Goal: Single out each line with the word "MgAl" and copy it.
Begin
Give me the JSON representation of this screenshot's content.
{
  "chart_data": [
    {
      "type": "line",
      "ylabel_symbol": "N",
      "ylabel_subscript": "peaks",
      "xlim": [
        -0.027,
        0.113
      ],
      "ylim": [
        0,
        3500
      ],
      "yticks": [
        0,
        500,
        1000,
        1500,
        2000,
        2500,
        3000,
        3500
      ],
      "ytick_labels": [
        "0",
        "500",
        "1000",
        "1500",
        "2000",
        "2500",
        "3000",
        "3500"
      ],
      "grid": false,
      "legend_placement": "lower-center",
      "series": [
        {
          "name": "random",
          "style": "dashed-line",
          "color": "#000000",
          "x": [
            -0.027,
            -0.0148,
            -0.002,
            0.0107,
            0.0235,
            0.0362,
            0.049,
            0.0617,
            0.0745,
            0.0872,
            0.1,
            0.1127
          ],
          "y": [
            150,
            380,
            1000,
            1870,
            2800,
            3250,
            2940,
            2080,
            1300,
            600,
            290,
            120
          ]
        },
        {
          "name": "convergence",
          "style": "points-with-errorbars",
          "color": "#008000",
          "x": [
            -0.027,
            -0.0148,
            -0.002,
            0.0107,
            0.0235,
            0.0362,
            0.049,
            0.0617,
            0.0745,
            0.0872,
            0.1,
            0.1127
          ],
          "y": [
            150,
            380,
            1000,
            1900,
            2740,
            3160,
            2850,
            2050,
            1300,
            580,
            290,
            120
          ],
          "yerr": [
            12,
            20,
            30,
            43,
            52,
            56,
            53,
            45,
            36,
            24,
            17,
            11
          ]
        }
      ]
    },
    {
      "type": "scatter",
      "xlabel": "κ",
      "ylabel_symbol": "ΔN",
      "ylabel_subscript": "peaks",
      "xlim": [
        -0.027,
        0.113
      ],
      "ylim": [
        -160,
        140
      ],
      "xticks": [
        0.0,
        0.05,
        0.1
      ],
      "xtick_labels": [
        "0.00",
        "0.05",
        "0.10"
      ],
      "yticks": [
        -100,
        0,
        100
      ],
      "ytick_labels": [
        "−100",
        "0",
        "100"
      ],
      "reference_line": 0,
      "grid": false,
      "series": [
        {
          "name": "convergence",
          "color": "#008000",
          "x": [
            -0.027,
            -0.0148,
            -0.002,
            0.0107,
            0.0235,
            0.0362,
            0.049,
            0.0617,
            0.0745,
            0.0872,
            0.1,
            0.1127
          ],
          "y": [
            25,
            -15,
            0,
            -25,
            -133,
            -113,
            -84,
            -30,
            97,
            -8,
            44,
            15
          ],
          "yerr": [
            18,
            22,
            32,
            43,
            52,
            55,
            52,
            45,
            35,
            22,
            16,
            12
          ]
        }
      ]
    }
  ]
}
End
Begin
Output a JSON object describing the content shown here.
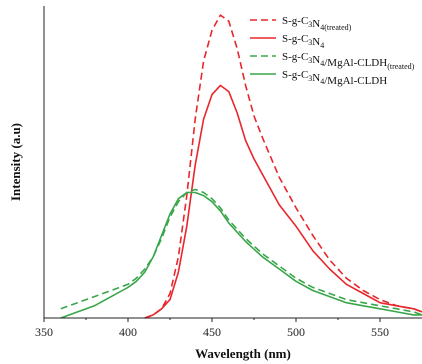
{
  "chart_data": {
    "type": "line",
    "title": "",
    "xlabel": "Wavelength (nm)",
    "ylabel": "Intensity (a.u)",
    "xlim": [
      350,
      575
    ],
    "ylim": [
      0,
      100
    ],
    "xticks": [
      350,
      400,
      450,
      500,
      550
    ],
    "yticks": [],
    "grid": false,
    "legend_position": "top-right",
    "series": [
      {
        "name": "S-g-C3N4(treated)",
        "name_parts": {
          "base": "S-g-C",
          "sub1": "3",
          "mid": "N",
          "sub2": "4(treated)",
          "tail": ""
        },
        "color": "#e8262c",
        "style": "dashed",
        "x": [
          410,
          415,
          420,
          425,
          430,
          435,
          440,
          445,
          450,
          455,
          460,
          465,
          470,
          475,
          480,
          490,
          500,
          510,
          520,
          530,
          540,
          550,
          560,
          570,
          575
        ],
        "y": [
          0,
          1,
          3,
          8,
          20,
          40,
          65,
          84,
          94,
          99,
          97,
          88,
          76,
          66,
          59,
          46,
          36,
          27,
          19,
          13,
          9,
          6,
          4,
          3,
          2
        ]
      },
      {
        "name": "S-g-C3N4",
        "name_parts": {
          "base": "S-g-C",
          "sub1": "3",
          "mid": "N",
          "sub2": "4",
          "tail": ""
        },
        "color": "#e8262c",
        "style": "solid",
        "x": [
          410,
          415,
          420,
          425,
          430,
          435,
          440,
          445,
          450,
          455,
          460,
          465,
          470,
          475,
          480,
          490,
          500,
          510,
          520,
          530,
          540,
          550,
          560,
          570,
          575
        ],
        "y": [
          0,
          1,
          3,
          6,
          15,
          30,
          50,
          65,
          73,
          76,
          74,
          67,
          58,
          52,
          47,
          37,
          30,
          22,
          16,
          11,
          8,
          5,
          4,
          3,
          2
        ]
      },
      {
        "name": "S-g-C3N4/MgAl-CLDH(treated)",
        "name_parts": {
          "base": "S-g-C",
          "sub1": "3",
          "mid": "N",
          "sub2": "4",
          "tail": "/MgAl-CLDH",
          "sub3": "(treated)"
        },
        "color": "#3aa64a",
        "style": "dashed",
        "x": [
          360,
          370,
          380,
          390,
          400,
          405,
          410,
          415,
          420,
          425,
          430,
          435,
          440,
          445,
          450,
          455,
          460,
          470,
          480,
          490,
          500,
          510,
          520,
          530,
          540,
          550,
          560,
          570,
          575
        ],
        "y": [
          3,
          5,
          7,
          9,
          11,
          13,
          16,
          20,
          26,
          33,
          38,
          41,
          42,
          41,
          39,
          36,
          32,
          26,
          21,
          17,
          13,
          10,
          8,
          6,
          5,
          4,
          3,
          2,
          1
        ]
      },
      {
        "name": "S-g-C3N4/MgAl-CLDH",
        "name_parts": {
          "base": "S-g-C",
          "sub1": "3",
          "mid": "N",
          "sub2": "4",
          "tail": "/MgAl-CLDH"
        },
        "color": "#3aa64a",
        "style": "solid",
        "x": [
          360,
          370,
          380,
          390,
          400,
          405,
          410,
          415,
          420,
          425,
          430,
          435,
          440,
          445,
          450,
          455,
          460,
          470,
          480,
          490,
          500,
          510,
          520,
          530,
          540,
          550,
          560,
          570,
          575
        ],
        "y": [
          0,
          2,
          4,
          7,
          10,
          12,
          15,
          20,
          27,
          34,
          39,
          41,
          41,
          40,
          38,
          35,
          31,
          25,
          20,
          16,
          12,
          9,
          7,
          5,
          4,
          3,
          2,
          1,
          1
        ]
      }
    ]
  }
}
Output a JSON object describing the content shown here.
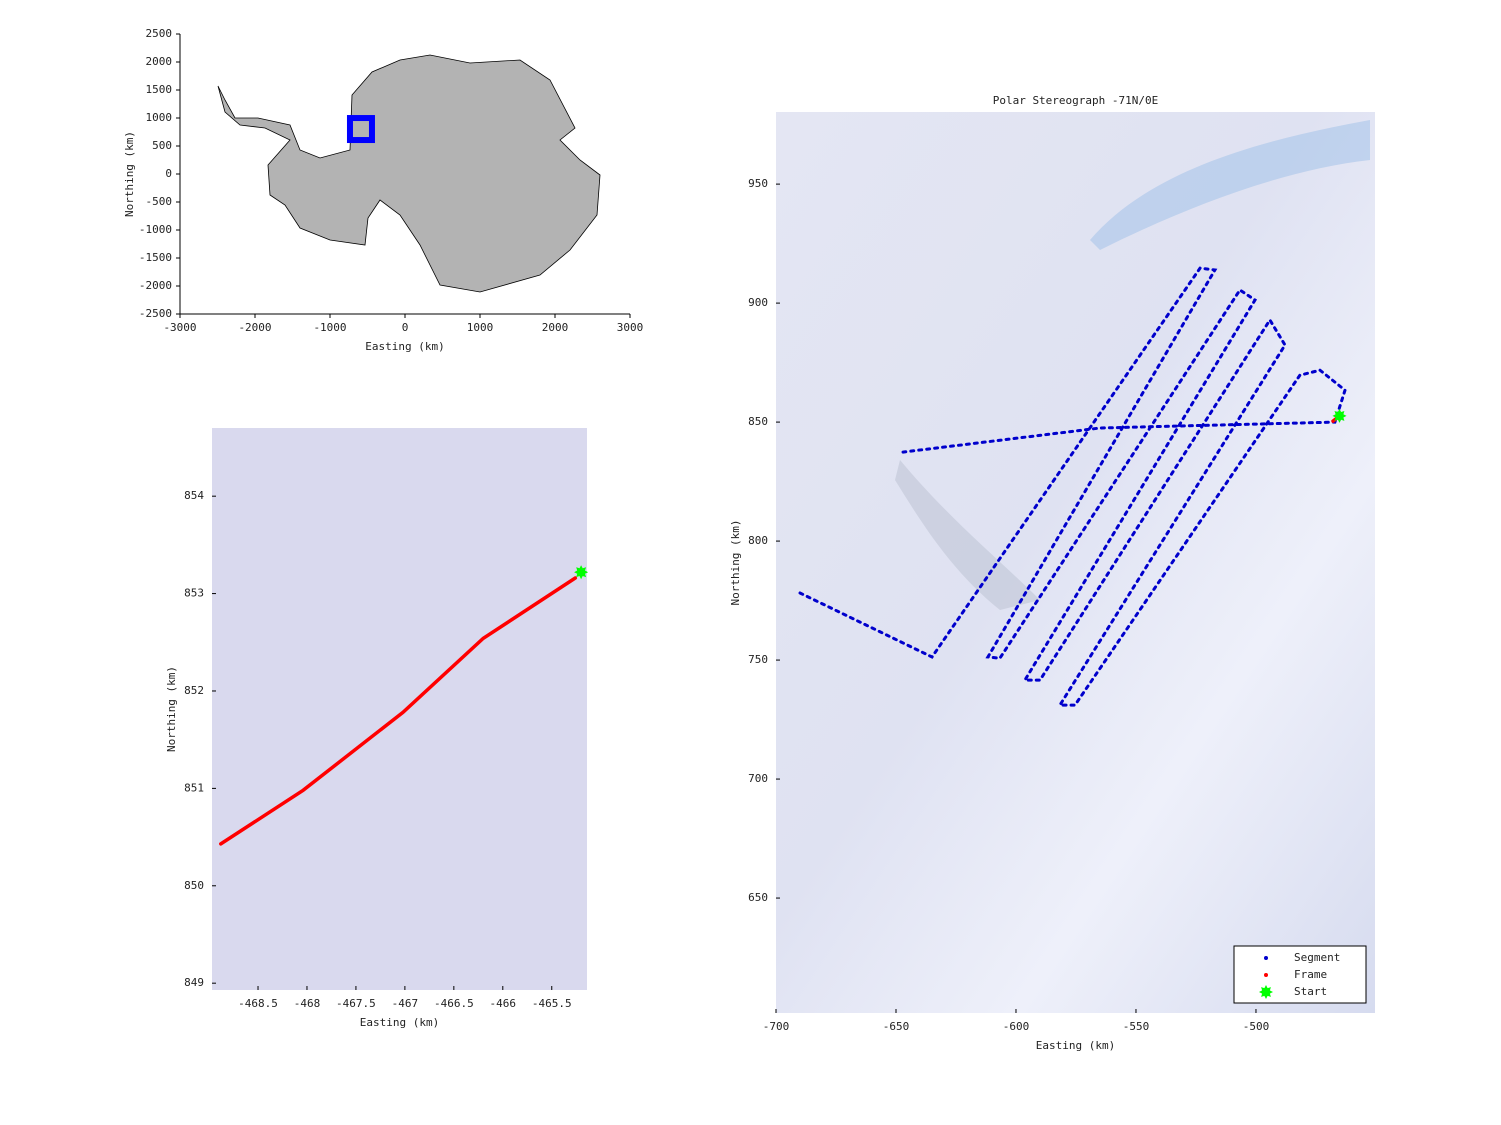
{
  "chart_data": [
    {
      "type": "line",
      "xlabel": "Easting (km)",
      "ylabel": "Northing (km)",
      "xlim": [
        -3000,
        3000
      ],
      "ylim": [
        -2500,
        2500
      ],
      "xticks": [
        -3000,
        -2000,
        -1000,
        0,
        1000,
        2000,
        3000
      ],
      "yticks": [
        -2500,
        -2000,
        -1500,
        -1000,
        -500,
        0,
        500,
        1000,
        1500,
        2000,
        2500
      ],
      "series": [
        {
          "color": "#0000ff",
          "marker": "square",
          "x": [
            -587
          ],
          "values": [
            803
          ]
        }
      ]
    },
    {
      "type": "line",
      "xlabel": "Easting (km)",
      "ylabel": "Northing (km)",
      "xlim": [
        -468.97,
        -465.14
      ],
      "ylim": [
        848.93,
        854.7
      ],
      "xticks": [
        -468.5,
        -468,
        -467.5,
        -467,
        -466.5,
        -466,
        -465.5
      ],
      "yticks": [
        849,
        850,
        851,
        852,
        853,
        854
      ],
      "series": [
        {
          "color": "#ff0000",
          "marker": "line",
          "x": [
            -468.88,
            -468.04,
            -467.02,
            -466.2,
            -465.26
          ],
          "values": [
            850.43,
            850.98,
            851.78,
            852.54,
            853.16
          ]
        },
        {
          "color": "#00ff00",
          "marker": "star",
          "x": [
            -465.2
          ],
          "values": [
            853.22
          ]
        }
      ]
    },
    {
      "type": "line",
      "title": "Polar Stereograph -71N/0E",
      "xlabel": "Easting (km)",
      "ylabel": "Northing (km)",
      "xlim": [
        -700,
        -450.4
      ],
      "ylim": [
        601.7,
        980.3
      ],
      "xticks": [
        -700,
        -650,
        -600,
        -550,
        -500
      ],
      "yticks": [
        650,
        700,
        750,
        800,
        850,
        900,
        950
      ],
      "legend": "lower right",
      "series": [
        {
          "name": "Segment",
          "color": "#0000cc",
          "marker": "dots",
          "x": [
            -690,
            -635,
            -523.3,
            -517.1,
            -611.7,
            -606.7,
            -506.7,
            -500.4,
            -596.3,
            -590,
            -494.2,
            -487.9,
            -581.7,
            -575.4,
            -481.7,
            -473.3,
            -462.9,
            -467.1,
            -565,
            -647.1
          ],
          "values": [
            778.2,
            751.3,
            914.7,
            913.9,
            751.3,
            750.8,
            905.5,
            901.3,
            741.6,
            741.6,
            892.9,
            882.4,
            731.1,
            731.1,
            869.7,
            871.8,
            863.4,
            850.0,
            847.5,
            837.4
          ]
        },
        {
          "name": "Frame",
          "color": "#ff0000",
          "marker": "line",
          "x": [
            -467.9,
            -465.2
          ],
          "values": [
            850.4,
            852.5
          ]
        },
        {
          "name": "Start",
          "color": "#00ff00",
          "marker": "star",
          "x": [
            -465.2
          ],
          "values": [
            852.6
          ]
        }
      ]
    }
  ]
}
End
Worked answer:
        "name": "S-g-C3N4/MgAl-CLDH(treated)",
          "tail": "/MgAl-CLDH",
        "name": "S-g-C3N4/MgAl-CLDH",
          "tail": "/MgAl-CLDH"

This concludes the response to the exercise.